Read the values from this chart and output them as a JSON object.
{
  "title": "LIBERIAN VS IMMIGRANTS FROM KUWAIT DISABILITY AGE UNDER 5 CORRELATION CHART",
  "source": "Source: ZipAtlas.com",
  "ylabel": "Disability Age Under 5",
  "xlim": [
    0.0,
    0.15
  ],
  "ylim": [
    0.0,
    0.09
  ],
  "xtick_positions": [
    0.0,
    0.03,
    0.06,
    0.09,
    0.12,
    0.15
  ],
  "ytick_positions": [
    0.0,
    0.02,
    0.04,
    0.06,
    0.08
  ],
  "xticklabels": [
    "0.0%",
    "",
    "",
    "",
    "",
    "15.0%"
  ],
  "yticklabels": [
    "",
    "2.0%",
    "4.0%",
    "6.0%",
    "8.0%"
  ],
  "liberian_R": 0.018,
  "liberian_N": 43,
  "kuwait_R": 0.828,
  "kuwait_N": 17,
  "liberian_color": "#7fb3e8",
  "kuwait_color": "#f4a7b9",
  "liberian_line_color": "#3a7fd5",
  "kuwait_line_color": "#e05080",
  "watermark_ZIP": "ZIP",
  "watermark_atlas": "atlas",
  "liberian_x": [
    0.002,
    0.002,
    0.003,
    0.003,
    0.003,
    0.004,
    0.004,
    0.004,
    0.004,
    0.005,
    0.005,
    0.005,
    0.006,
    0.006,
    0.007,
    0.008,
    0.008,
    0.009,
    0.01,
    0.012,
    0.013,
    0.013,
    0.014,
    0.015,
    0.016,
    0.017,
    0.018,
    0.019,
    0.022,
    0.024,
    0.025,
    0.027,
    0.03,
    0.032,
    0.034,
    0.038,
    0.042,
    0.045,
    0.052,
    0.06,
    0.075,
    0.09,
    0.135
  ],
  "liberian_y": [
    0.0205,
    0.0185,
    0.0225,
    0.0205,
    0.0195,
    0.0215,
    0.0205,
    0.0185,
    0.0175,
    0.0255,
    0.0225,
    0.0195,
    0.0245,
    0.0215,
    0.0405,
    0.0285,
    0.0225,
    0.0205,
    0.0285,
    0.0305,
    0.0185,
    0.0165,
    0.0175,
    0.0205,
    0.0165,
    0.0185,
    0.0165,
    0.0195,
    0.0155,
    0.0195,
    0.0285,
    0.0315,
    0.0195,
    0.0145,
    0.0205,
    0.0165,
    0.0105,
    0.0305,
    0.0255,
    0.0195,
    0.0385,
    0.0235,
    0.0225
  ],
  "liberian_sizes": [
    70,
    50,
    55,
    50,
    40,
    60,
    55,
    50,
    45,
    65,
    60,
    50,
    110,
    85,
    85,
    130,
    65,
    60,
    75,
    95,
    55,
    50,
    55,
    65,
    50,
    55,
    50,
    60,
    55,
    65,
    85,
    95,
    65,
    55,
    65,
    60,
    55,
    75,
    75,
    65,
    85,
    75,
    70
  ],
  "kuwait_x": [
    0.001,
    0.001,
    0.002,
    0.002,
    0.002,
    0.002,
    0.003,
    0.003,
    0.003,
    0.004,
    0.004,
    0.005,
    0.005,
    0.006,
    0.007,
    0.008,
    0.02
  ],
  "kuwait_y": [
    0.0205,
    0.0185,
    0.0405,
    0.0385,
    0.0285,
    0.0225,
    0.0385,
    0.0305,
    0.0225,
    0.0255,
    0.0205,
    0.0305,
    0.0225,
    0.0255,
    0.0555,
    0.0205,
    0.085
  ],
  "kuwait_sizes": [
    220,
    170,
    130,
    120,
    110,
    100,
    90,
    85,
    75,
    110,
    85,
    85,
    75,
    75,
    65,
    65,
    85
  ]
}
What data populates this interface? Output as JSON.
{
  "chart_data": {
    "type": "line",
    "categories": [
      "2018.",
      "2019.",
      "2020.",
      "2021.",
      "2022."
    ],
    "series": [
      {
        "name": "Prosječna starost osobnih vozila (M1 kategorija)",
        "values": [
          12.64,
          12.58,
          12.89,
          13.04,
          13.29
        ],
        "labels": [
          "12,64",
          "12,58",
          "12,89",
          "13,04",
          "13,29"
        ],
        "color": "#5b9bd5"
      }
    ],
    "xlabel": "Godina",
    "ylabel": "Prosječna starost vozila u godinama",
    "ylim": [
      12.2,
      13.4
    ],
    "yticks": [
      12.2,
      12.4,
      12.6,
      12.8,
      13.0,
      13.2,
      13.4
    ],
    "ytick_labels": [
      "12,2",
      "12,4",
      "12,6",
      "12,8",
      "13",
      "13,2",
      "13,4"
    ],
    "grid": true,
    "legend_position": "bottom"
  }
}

• **Your objective**: Select all lines in the listing that include the word "this".

• **Answer**:
Read the values from this chart and output them as a JSON object.
What data populates this interface? Output as JSON.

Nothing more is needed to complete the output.